*EXTRACT*:
|---|

This paper contains 39 sections, 7 equations, 4 figures, 9 tables, 1 algorithm.

Figures (4)

  • Figure 1: The goal of label projection is to automatically construct annotated data in low-resource language (e.g., Bambara) by translating from annotated data in high-resource language (e.g., English) while preserving the span-level labels. EasyProject (Left): The source sentence is first injected with marker pairs around entities and then translated to the target language; a span-matching step is performed to map each span to the corresponding label (i.e., types of entities). This method has issues related to the translation quality (e.g., the word "France" is not properly translated), due to the existence of markers in the input to the translation model. Codec (Right): The source sentence is first translated to the target language, given the source sentence without marker injected, Codec then performs constrained decoding to insert markers to the translated sentence.
  • Figure 2: The first two steps of Codec. Step 1 (Left): Codec prunes search branches based on unlikely opening marker positions in the target language by comparing probabilities conditioned on the source language with and without span markers inserted. Step 2 (Right): A branch-and-bound search algorithm is used to find $k$ hypotheses with the highest probabilities ($k=3$). From each node of the search tree (e.g., "Faransi"), Codec expands to the next token from the translation template $y^{tmpl}$ (e.g., "ni") or a marker (i.e., "[" or "]"). A search branch is pruned if its score falls below a heuristic lower bound. Two branches of different lengths might have different values of lower bound (e.g., the lower bound for the top and bottom branches are -3.1 and -2.8, respectively).
  • Figure 3: Ablation study on MasakhaNER2.0 dev set of different search settings for five languages, including Bambara (bam), Fon (fon), Mossi (mos), Yoruba (yor), and isiZulu (zul). exact (+re-rank): exact search with re-ranking; exact: exact search and return the top-1 hypothesis. '$\delta$' is the hyperparameter of the heuristic lower bound. '+ [' indicates pruning unlikely opening-marker positions beforehand. Compared to constrained decoding with exact search, Codec with $\delta=3$ significantly reduces the decoding time, while retaining the performance measured by F1 scores.
  • Figure 4: Examples of using different approaches to project label spans from English to low-resource languages (i.e., chiShona (middle) and isiZulu (bottom)) in the translate-train setting for Cross-lingual NER. In each example, label spans in English data and their corresponding projections in the target language have the same color, the projection errors are underline. In the two examples: (1) EasyProject incorrectly splits some words and only marks a part of them as an entity (e.g., "Pakistan" instead of "nePakistan"); (2) Awes-align cannot project all label spans and incorrectly map "China" to "Imithombo" in the second example; (3) Codec has the correct projections in both examples.

|---|

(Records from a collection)
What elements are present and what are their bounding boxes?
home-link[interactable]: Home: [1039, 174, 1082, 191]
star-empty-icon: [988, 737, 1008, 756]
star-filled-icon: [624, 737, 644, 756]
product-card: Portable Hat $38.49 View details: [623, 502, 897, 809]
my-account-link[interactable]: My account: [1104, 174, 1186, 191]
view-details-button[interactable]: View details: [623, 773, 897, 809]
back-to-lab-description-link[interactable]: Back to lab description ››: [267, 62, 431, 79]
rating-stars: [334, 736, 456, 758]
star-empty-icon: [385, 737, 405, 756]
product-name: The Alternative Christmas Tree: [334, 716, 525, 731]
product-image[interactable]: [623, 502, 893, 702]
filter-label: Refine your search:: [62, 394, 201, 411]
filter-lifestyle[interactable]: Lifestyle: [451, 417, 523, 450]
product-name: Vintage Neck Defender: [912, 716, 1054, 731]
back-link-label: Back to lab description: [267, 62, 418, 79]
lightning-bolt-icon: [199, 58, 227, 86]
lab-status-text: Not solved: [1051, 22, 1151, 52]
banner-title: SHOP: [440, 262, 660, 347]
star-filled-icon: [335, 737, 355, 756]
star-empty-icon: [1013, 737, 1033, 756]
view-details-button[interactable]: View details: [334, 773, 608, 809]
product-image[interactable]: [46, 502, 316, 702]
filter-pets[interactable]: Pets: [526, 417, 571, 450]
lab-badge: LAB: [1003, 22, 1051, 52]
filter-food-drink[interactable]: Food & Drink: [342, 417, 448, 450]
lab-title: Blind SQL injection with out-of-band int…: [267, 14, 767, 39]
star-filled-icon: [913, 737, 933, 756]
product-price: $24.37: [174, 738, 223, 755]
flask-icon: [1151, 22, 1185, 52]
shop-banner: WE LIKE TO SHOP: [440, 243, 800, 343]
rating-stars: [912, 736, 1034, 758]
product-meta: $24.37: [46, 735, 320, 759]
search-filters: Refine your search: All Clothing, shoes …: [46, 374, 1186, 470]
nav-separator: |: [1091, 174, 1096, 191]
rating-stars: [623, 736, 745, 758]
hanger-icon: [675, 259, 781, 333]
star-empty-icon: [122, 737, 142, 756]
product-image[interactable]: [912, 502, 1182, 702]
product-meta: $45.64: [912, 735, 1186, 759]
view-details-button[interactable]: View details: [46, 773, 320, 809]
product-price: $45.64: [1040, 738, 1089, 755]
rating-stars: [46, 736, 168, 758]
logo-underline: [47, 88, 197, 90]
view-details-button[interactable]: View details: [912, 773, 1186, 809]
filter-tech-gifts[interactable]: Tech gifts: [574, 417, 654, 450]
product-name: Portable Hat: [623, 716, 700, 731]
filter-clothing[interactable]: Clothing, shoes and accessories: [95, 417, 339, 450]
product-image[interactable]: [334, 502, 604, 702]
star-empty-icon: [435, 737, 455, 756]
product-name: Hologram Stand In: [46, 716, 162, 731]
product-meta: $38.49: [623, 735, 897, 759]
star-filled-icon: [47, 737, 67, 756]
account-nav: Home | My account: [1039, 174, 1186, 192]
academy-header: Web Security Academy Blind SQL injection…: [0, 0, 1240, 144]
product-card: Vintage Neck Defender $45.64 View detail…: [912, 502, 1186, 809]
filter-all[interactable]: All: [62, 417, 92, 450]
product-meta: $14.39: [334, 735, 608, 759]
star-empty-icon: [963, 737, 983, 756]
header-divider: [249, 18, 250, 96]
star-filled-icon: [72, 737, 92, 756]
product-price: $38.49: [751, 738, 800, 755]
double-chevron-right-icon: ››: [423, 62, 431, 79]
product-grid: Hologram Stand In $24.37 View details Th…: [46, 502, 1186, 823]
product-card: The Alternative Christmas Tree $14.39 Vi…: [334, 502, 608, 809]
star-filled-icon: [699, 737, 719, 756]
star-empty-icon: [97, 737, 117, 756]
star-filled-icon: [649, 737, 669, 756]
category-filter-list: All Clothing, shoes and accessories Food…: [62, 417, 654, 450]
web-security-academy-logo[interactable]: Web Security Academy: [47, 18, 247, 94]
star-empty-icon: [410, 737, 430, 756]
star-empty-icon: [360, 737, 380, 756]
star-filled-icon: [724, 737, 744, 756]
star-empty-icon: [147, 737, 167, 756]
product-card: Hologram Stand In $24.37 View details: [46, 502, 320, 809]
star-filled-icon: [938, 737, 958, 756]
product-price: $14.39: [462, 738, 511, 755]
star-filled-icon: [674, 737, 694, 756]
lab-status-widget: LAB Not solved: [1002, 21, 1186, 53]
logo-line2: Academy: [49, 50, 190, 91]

|---|

*PROBLEMS TO WORK ON*:
(a) According to the figure captions, which word does EasyProject fail to translate properly in Figure 1?
(b) Reproduce the figure captions from "Figures (4)" to "the translated sentence.", with "Yoruba" in place of "Bambara".

*SOLVED TASKS*:
(a) "France"

(b)
Figures (4)

  • Figure 1: The goal of label projection is to automatically construct annotated data in low-resource language (e.g., Yoruba) by translating from annotated data in high-resource language (e.g., English) while preserving the span-level labels. EasyProject (Left): The source sentence is first injected with marker pairs around entities and then translated to the target language; a span-matching step is performed to map each span to the corresponding label (i.e., types of entities). This method has issues related to the translation quality (e.g., the word "France" is not properly translated), due to the existence of markers in the input to the translation model. Codec (Right): The source sentence is first translated to the target language, given the source sentence without marker injected, Codec then performs constrained decoding to insert markers to the translated sentence.